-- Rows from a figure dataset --
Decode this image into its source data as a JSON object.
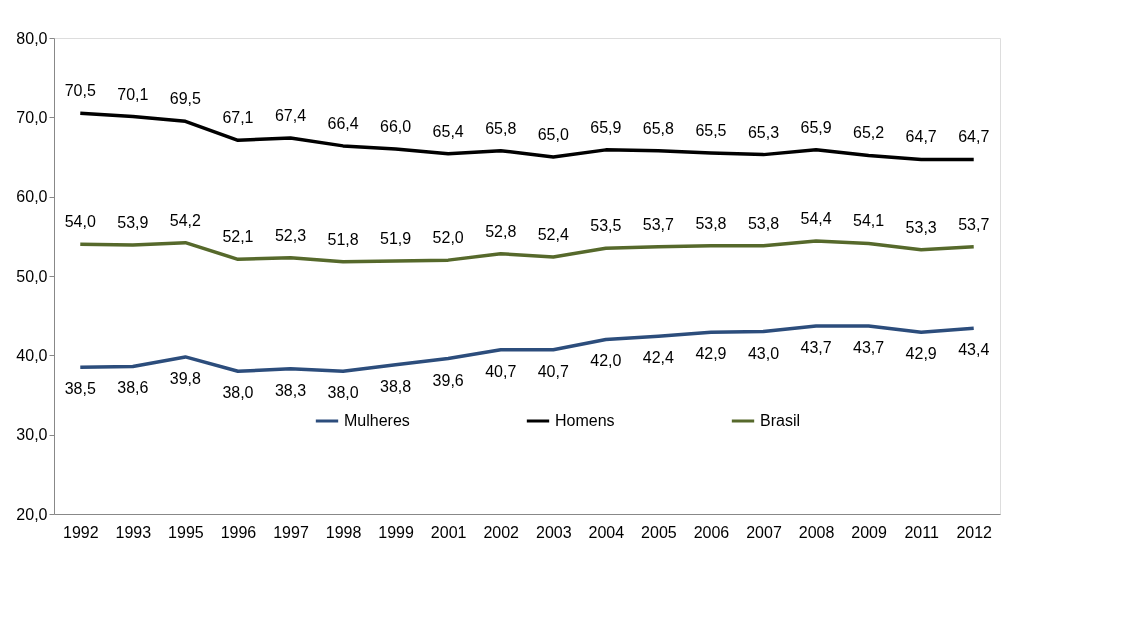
{
  "chart_data": {
    "type": "line",
    "categories": [
      "1992",
      "1993",
      "1995",
      "1996",
      "1997",
      "1998",
      "1999",
      "2001",
      "2002",
      "2003",
      "2004",
      "2005",
      "2006",
      "2007",
      "2008",
      "2009",
      "2011",
      "2012"
    ],
    "series": [
      {
        "name": "Mulheres",
        "color": "#2c4d7c",
        "values": [
          38.5,
          38.6,
          39.8,
          38.0,
          38.3,
          38.0,
          38.8,
          39.6,
          40.7,
          40.7,
          42.0,
          42.4,
          42.9,
          43.0,
          43.7,
          43.7,
          42.9,
          43.4
        ],
        "value_labels": [
          "38,5",
          "38,6",
          "39,8",
          "38,0",
          "38,3",
          "38,0",
          "38,8",
          "39,6",
          "40,7",
          "40,7",
          "42,0",
          "42,4",
          "42,9",
          "43,0",
          "43,7",
          "43,7",
          "42,9",
          "43,4"
        ]
      },
      {
        "name": "Homens",
        "color": "#000000",
        "values": [
          70.5,
          70.1,
          69.5,
          67.1,
          67.4,
          66.4,
          66.0,
          65.4,
          65.8,
          65.0,
          65.9,
          65.8,
          65.5,
          65.3,
          65.9,
          65.2,
          64.7,
          64.7
        ],
        "value_labels": [
          "70,5",
          "70,1",
          "69,5",
          "67,1",
          "67,4",
          "66,4",
          "66,0",
          "65,4",
          "65,8",
          "65,0",
          "65,9",
          "65,8",
          "65,5",
          "65,3",
          "65,9",
          "65,2",
          "64,7",
          "64,7"
        ]
      },
      {
        "name": "Brasil",
        "color": "#56692b",
        "values": [
          54.0,
          53.9,
          54.2,
          52.1,
          52.3,
          51.8,
          51.9,
          52.0,
          52.8,
          52.4,
          53.5,
          53.7,
          53.8,
          53.8,
          54.4,
          54.1,
          53.3,
          53.7
        ],
        "value_labels": [
          "54,0",
          "53,9",
          "54,2",
          "52,1",
          "52,3",
          "51,8",
          "51,9",
          "52,0",
          "52,8",
          "52,4",
          "53,5",
          "53,7",
          "53,8",
          "53,8",
          "54,4",
          "54,1",
          "53,3",
          "53,7"
        ]
      }
    ],
    "ylim": [
      20,
      80
    ],
    "yticks": [
      {
        "value": 20,
        "label": "20,0"
      },
      {
        "value": 30,
        "label": "30,0"
      },
      {
        "value": 40,
        "label": "40,0"
      },
      {
        "value": 50,
        "label": "50,0"
      },
      {
        "value": 60,
        "label": "60,0"
      },
      {
        "value": 70,
        "label": "70,0"
      },
      {
        "value": 80,
        "label": "80,0"
      }
    ],
    "grid": false,
    "legend": "bottom",
    "marker": "none",
    "line_style": "solid"
  }
}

-- Exercise requirements --
Copy every line of the data exactly as written, excluding the pictures.

-- Solution for this exercise --
Decode this image into its source data as a JSON object.
{
  "chart_data": {
    "type": "line",
    "categories": [
      "1992",
      "1993",
      "1995",
      "1996",
      "1997",
      "1998",
      "1999",
      "2001",
      "2002",
      "2003",
      "2004",
      "2005",
      "2006",
      "2007",
      "2008",
      "2009",
      "2011",
      "2012"
    ],
    "series": [
      {
        "name": "Mulheres",
        "color": "#2c4d7c",
        "values": [
          38.5,
          38.6,
          39.8,
          38.0,
          38.3,
          38.0,
          38.8,
          39.6,
          40.7,
          40.7,
          42.0,
          42.4,
          42.9,
          43.0,
          43.7,
          43.7,
          42.9,
          43.4
        ],
        "value_labels": [
          "38,5",
          "38,6",
          "39,8",
          "38,0",
          "38,3",
          "38,0",
          "38,8",
          "39,6",
          "40,7",
          "40,7",
          "42,0",
          "42,4",
          "42,9",
          "43,0",
          "43,7",
          "43,7",
          "42,9",
          "43,4"
        ]
      },
      {
        "name": "Homens",
        "color": "#000000",
        "values": [
          70.5,
          70.1,
          69.5,
          67.1,
          67.4,
          66.4,
          66.0,
          65.4,
          65.8,
          65.0,
          65.9,
          65.8,
          65.5,
          65.3,
          65.9,
          65.2,
          64.7,
          64.7
        ],
        "value_labels": [
          "70,5",
          "70,1",
          "69,5",
          "67,1",
          "67,4",
          "66,4",
          "66,0",
          "65,4",
          "65,8",
          "65,0",
          "65,9",
          "65,8",
          "65,5",
          "65,3",
          "65,9",
          "65,2",
          "64,7",
          "64,7"
        ]
      },
      {
        "name": "Brasil",
        "color": "#56692b",
        "values": [
          54.0,
          53.9,
          54.2,
          52.1,
          52.3,
          51.8,
          51.9,
          52.0,
          52.8,
          52.4,
          53.5,
          53.7,
          53.8,
          53.8,
          54.4,
          54.1,
          53.3,
          53.7
        ],
        "value_labels": [
          "54,0",
          "53,9",
          "54,2",
          "52,1",
          "52,3",
          "51,8",
          "51,9",
          "52,0",
          "52,8",
          "52,4",
          "53,5",
          "53,7",
          "53,8",
          "53,8",
          "54,4",
          "54,1",
          "53,3",
          "53,7"
        ]
      }
    ],
    "ylim": [
      20,
      80
    ],
    "yticks": [
      {
        "value": 20,
        "label": "20,0"
      },
      {
        "value": 30,
        "label": "30,0"
      },
      {
        "value": 40,
        "label": "40,0"
      },
      {
        "value": 50,
        "label": "50,0"
      },
      {
        "value": 60,
        "label": "60,0"
      },
      {
        "value": 70,
        "label": "70,0"
      },
      {
        "value": 80,
        "label": "80,0"
      }
    ],
    "grid": false,
    "legend": "bottom",
    "marker": "none",
    "line_style": "solid"
  }
}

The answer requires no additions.